Aim of the task:
Restate the data exactly as given and keep the pictures out.

_____

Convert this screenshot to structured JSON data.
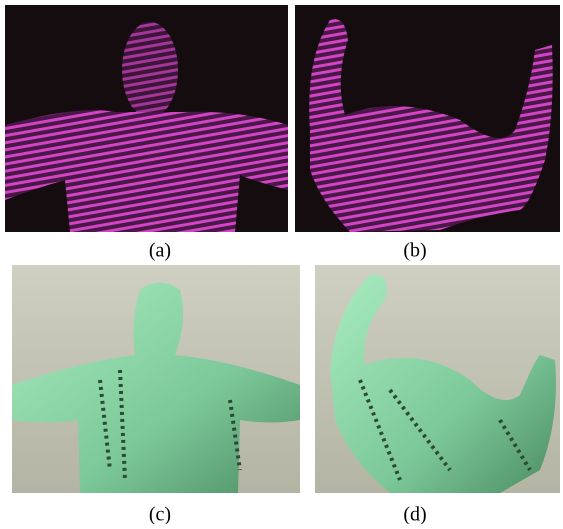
{
  "panels": [
    {
      "caption": "(a)"
    },
    {
      "caption": "(b)"
    },
    {
      "caption": "(c)"
    },
    {
      "caption": "(d)"
    }
  ]
}
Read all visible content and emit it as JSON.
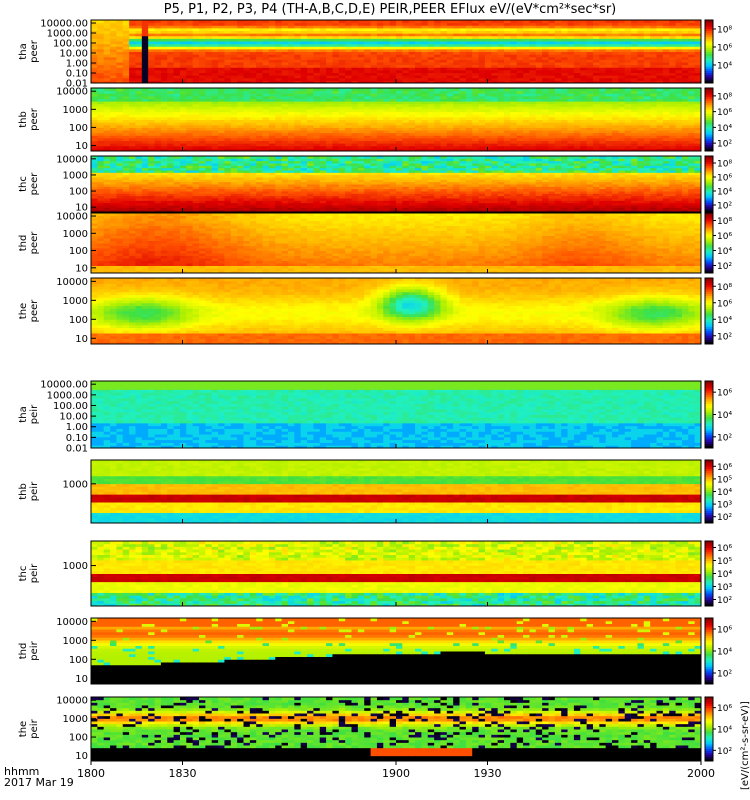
{
  "title": "P5, P1, P2, P3, P4 (TH-A,B,C,D,E) PEIR,PEER EFlux eV/(eV*cm²*sec*sr)",
  "x_units_line1": "hhmm",
  "x_units_line2": "2017 Mar 19",
  "colorbar_units": "[eV/(cm²-s-sr-eV)]",
  "colors": {
    "cmap": [
      "#000000",
      "#2a00a0",
      "#0050ff",
      "#00c8ff",
      "#20f0c0",
      "#40e040",
      "#b0f000",
      "#ffff00",
      "#ffb000",
      "#ff5000",
      "#e00000",
      "#900000"
    ]
  },
  "chart_data": {
    "type": "heatmap",
    "x": {
      "ticks": [
        1800,
        1830,
        1900,
        1930,
        2000
      ],
      "tick_labels": [
        "1800",
        "1830",
        "1900",
        "1930",
        "2000"
      ],
      "range": [
        1800,
        2000
      ]
    },
    "panels": [
      {
        "label": [
          "tha",
          "peer"
        ],
        "y_scale": "log",
        "y_range": [
          0.01,
          20000
        ],
        "y_ticks": [
          0.01,
          0.1,
          1,
          10,
          100,
          1000,
          10000
        ],
        "y_tick_labels": [
          "0.01",
          "0.10",
          "1.00",
          "10.00",
          "100.00",
          "1000.00",
          "10000.00"
        ],
        "cbar_ticks": [
          4,
          6,
          8
        ],
        "cbar_tick_labels": [
          "10⁴",
          "10⁶",
          "10⁸"
        ],
        "cbar_range": [
          2,
          9
        ],
        "pattern": "thapeer"
      },
      {
        "label": [
          "thb",
          "peer"
        ],
        "y_scale": "log",
        "y_range": [
          5,
          15000
        ],
        "y_ticks": [
          10,
          100,
          1000,
          10000
        ],
        "y_tick_labels": [
          "10",
          "100",
          "1000",
          "10000"
        ],
        "cbar_ticks": [
          2,
          4,
          6,
          8
        ],
        "cbar_tick_labels": [
          "10²",
          "10⁴",
          "10⁶",
          "10⁸"
        ],
        "cbar_range": [
          1,
          9
        ],
        "pattern": "thbpeer"
      },
      {
        "label": [
          "thc",
          "peer"
        ],
        "y_scale": "log",
        "y_range": [
          5,
          15000
        ],
        "y_ticks": [
          10,
          100,
          1000,
          10000
        ],
        "y_tick_labels": [
          "10",
          "100",
          "1000",
          "10000"
        ],
        "cbar_ticks": [
          2,
          4,
          6,
          8
        ],
        "cbar_tick_labels": [
          "10²",
          "10⁴",
          "10⁶",
          "10⁸"
        ],
        "cbar_range": [
          1,
          9
        ],
        "pattern": "thcpeer"
      },
      {
        "label": [
          "thd",
          "peer"
        ],
        "y_scale": "log",
        "y_range": [
          5,
          15000
        ],
        "y_ticks": [
          10,
          100,
          1000,
          10000
        ],
        "y_tick_labels": [
          "10",
          "100",
          "1000",
          "10000"
        ],
        "cbar_ticks": [
          2,
          4,
          6,
          8
        ],
        "cbar_tick_labels": [
          "10²",
          "10⁴",
          "10⁶",
          "10⁸"
        ],
        "cbar_range": [
          1,
          9
        ],
        "pattern": "thdpeer"
      },
      {
        "label": [
          "the",
          "peer"
        ],
        "y_scale": "log",
        "y_range": [
          5,
          15000
        ],
        "y_ticks": [
          10,
          100,
          1000,
          10000
        ],
        "y_tick_labels": [
          "10",
          "100",
          "1000",
          "10000"
        ],
        "cbar_ticks": [
          2,
          4,
          6,
          8
        ],
        "cbar_tick_labels": [
          "10²",
          "10⁴",
          "10⁶",
          "10⁸"
        ],
        "cbar_range": [
          1,
          9
        ],
        "pattern": "thepeer"
      },
      {
        "label": [
          "tha",
          "peir"
        ],
        "y_scale": "log",
        "y_range": [
          0.01,
          20000
        ],
        "y_ticks": [
          0.01,
          0.1,
          1,
          10,
          100,
          1000,
          10000
        ],
        "y_tick_labels": [
          "0.01",
          "0.10",
          "1.00",
          "10.00",
          "100.00",
          "1000.00",
          "10000.00"
        ],
        "cbar_ticks": [
          2,
          4,
          6
        ],
        "cbar_tick_labels": [
          "10²",
          "10⁴",
          "10⁶"
        ],
        "cbar_range": [
          1,
          7
        ],
        "pattern": "thapeir"
      },
      {
        "label": [
          "thb",
          "peir"
        ],
        "y_scale": "log",
        "y_range": [
          5,
          25000
        ],
        "y_ticks": [
          1000
        ],
        "y_tick_labels": [
          "1000"
        ],
        "cbar_ticks": [
          2,
          3,
          4,
          5,
          6
        ],
        "cbar_tick_labels": [
          "10²",
          "10³",
          "10⁴",
          "10⁵",
          "10⁶"
        ],
        "cbar_range": [
          1.5,
          6.5
        ],
        "pattern": "thbpeir"
      },
      {
        "label": [
          "thc",
          "peir"
        ],
        "y_scale": "log",
        "y_range": [
          5,
          25000
        ],
        "y_ticks": [
          1000
        ],
        "y_tick_labels": [
          "1000"
        ],
        "cbar_ticks": [
          2,
          3,
          4,
          5,
          6
        ],
        "cbar_tick_labels": [
          "10²",
          "10³",
          "10⁴",
          "10⁵",
          "10⁶"
        ],
        "cbar_range": [
          1.5,
          6.5
        ],
        "pattern": "thcpeir"
      },
      {
        "label": [
          "thd",
          "peir"
        ],
        "y_scale": "log",
        "y_range": [
          5,
          15000
        ],
        "y_ticks": [
          10,
          100,
          1000,
          10000
        ],
        "y_tick_labels": [
          "10",
          "100",
          "1000",
          "10000"
        ],
        "cbar_ticks": [
          2,
          4,
          6
        ],
        "cbar_tick_labels": [
          "10²",
          "10⁴",
          "10⁶"
        ],
        "cbar_range": [
          1,
          7
        ],
        "pattern": "thdpeir"
      },
      {
        "label": [
          "the",
          "peir"
        ],
        "y_scale": "log",
        "y_range": [
          5,
          15000
        ],
        "y_ticks": [
          10,
          100,
          1000,
          10000
        ],
        "y_tick_labels": [
          "10",
          "100",
          "1000",
          "10000"
        ],
        "cbar_ticks": [
          2,
          4,
          6
        ],
        "cbar_tick_labels": [
          "10²",
          "10⁴",
          "10⁶"
        ],
        "cbar_range": [
          1,
          7
        ],
        "pattern": "thepeir"
      }
    ]
  }
}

_____

Result of this exercise:
Convert this screenshot to structured JSON data.
{
  "panels": [
    {
      "caption": "(a)"
    },
    {
      "caption": "(b)"
    },
    {
      "caption": "(c)"
    },
    {
      "caption": "(d)"
    }
  ]
}
Read all visible content and emit it as JSON.
{
  "title": "P5, P1, P2, P3, P4 (TH-A,B,C,D,E) PEIR,PEER EFlux eV/(eV*cm²*sec*sr)",
  "x_units_line1": "hhmm",
  "x_units_line2": "2017 Mar 19",
  "colorbar_units": "[eV/(cm²-s-sr-eV)]",
  "colors": {
    "cmap": [
      "#000000",
      "#2a00a0",
      "#0050ff",
      "#00c8ff",
      "#20f0c0",
      "#40e040",
      "#b0f000",
      "#ffff00",
      "#ffb000",
      "#ff5000",
      "#e00000",
      "#900000"
    ]
  },
  "chart_data": {
    "type": "heatmap",
    "x": {
      "ticks": [
        1800,
        1830,
        1900,
        1930,
        2000
      ],
      "tick_labels": [
        "1800",
        "1830",
        "1900",
        "1930",
        "2000"
      ],
      "range": [
        1800,
        2000
      ]
    },
    "panels": [
      {
        "label": [
          "tha",
          "peer"
        ],
        "y_scale": "log",
        "y_range": [
          0.01,
          20000
        ],
        "y_ticks": [
          0.01,
          0.1,
          1,
          10,
          100,
          1000,
          10000
        ],
        "y_tick_labels": [
          "0.01",
          "0.10",
          "1.00",
          "10.00",
          "100.00",
          "1000.00",
          "10000.00"
        ],
        "cbar_ticks": [
          4,
          6,
          8
        ],
        "cbar_tick_labels": [
          "10⁴",
          "10⁶",
          "10⁸"
        ],
        "cbar_range": [
          2,
          9
        ],
        "pattern": "thapeer"
      },
      {
        "label": [
          "thb",
          "peer"
        ],
        "y_scale": "log",
        "y_range": [
          5,
          15000
        ],
        "y_ticks": [
          10,
          100,
          1000,
          10000
        ],
        "y_tick_labels": [
          "10",
          "100",
          "1000",
          "10000"
        ],
        "cbar_ticks": [
          2,
          4,
          6,
          8
        ],
        "cbar_tick_labels": [
          "10²",
          "10⁴",
          "10⁶",
          "10⁸"
        ],
        "cbar_range": [
          1,
          9
        ],
        "pattern": "thbpeer"
      },
      {
        "label": [
          "thc",
          "peer"
        ],
        "y_scale": "log",
        "y_range": [
          5,
          15000
        ],
        "y_ticks": [
          10,
          100,
          1000,
          10000
        ],
        "y_tick_labels": [
          "10",
          "100",
          "1000",
          "10000"
        ],
        "cbar_ticks": [
          2,
          4,
          6,
          8
        ],
        "cbar_tick_labels": [
          "10²",
          "10⁴",
          "10⁶",
          "10⁸"
        ],
        "cbar_range": [
          1,
          9
        ],
        "pattern": "thcpeer"
      },
      {
        "label": [
          "thd",
          "peer"
        ],
        "y_scale": "log",
        "y_range": [
          5,
          15000
        ],
        "y_ticks": [
          10,
          100,
          1000,
          10000
        ],
        "y_tick_labels": [
          "10",
          "100",
          "1000",
          "10000"
        ],
        "cbar_ticks": [
          2,
          4,
          6,
          8
        ],
        "cbar_tick_labels": [
          "10²",
          "10⁴",
          "10⁶",
          "10⁸"
        ],
        "cbar_range": [
          1,
          9
        ],
        "pattern": "thdpeer"
      },
      {
        "label": [
          "the",
          "peer"
        ],
        "y_scale": "log",
        "y_range": [
          5,
          15000
        ],
        "y_ticks": [
          10,
          100,
          1000,
          10000
        ],
        "y_tick_labels": [
          "10",
          "100",
          "1000",
          "10000"
        ],
        "cbar_ticks": [
          2,
          4,
          6,
          8
        ],
        "cbar_tick_labels": [
          "10²",
          "10⁴",
          "10⁶",
          "10⁸"
        ],
        "cbar_range": [
          1,
          9
        ],
        "pattern": "thepeer"
      },
      {
        "label": [
          "tha",
          "peir"
        ],
        "y_scale": "log",
        "y_range": [
          0.01,
          20000
        ],
        "y_ticks": [
          0.01,
          0.1,
          1,
          10,
          100,
          1000,
          10000
        ],
        "y_tick_labels": [
          "0.01",
          "0.10",
          "1.00",
          "10.00",
          "100.00",
          "1000.00",
          "10000.00"
        ],
        "cbar_ticks": [
          2,
          4,
          6
        ],
        "cbar_tick_labels": [
          "10²",
          "10⁴",
          "10⁶"
        ],
        "cbar_range": [
          1,
          7
        ],
        "pattern": "thapeir"
      },
      {
        "label": [
          "thb",
          "peir"
        ],
        "y_scale": "log",
        "y_range": [
          5,
          25000
        ],
        "y_ticks": [
          1000
        ],
        "y_tick_labels": [
          "1000"
        ],
        "cbar_ticks": [
          2,
          3,
          4,
          5,
          6
        ],
        "cbar_tick_labels": [
          "10²",
          "10³",
          "10⁴",
          "10⁵",
          "10⁶"
        ],
        "cbar_range": [
          1.5,
          6.5
        ],
        "pattern": "thbpeir"
      },
      {
        "label": [
          "thc",
          "peir"
        ],
        "y_scale": "log",
        "y_range": [
          5,
          25000
        ],
        "y_ticks": [
          1000
        ],
        "y_tick_labels": [
          "1000"
        ],
        "cbar_ticks": [
          2,
          3,
          4,
          5,
          6
        ],
        "cbar_tick_labels": [
          "10²",
          "10³",
          "10⁴",
          "10⁵",
          "10⁶"
        ],
        "cbar_range": [
          1.5,
          6.5
        ],
        "pattern": "thcpeir"
      },
      {
        "label": [
          "thd",
          "peir"
        ],
        "y_scale": "log",
        "y_range": [
          5,
          15000
        ],
        "y_ticks": [
          10,
          100,
          1000,
          10000
        ],
        "y_tick_labels": [
          "10",
          "100",
          "1000",
          "10000"
        ],
        "cbar_ticks": [
          2,
          4,
          6
        ],
        "cbar_tick_labels": [
          "10²",
          "10⁴",
          "10⁶"
        ],
        "cbar_range": [
          1,
          7
        ],
        "pattern": "thdpeir"
      },
      {
        "label": [
          "the",
          "peir"
        ],
        "y_scale": "log",
        "y_range": [
          5,
          15000
        ],
        "y_ticks": [
          10,
          100,
          1000,
          10000
        ],
        "y_tick_labels": [
          "10",
          "100",
          "1000",
          "10000"
        ],
        "cbar_ticks": [
          2,
          4,
          6
        ],
        "cbar_tick_labels": [
          "10²",
          "10⁴",
          "10⁶"
        ],
        "cbar_range": [
          1,
          7
        ],
        "pattern": "thepeir"
      }
    ]
  }
}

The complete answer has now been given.